╭─ Records for this exercise

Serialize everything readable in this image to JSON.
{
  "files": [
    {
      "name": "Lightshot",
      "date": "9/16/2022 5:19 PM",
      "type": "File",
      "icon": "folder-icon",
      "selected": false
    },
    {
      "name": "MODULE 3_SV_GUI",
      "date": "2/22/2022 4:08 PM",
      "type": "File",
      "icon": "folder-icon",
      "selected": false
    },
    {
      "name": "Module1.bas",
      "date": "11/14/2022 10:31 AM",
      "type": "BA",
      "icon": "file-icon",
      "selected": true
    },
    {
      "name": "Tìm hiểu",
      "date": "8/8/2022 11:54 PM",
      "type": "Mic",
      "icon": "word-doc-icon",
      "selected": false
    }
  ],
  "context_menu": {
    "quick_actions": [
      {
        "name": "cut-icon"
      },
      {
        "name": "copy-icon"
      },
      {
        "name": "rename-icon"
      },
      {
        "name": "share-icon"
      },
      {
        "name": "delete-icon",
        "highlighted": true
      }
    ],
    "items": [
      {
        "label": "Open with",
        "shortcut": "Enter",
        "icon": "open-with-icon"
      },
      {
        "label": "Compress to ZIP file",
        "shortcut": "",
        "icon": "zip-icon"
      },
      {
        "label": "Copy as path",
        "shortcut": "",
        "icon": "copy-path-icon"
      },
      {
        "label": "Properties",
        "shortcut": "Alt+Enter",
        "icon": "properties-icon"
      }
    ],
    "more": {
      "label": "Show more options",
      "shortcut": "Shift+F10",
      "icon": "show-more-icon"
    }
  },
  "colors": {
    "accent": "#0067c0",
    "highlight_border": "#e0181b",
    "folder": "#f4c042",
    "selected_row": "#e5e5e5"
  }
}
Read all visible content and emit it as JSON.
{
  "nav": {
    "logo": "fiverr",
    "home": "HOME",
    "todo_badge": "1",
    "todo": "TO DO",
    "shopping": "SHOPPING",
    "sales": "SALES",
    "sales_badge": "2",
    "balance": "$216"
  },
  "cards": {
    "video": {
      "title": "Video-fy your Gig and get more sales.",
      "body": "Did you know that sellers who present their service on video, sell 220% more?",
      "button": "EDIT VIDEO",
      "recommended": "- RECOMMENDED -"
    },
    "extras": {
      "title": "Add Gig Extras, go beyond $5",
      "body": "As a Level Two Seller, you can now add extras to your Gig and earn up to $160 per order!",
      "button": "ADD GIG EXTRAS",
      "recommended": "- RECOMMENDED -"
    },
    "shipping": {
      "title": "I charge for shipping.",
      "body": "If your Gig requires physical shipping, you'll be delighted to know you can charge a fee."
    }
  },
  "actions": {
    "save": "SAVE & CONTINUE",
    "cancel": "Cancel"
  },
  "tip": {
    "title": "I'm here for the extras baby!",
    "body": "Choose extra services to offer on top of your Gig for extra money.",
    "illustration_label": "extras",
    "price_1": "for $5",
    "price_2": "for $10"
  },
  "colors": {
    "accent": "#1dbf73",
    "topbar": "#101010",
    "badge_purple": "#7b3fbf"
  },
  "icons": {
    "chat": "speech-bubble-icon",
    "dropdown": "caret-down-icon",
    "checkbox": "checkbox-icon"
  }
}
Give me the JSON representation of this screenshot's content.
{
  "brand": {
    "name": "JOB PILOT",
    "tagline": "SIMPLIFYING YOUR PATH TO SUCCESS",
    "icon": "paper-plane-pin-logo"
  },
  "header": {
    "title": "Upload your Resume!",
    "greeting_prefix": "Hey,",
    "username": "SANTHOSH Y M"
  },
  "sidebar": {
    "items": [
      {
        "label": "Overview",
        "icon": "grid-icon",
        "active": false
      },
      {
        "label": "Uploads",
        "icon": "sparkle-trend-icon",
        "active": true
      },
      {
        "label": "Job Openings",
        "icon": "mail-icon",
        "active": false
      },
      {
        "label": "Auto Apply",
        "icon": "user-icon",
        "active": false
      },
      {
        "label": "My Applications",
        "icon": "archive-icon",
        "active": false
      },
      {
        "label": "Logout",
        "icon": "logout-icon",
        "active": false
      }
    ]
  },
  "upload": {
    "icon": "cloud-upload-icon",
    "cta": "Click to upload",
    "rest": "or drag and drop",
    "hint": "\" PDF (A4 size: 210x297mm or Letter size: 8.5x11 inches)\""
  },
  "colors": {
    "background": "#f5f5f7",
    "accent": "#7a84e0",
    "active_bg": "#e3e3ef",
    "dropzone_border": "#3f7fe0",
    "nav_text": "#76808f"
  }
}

╰─

Task prompt — Considering only the records above, state the number of lines that include the word "shortcut", with nothing added.

Result for this exercise — 5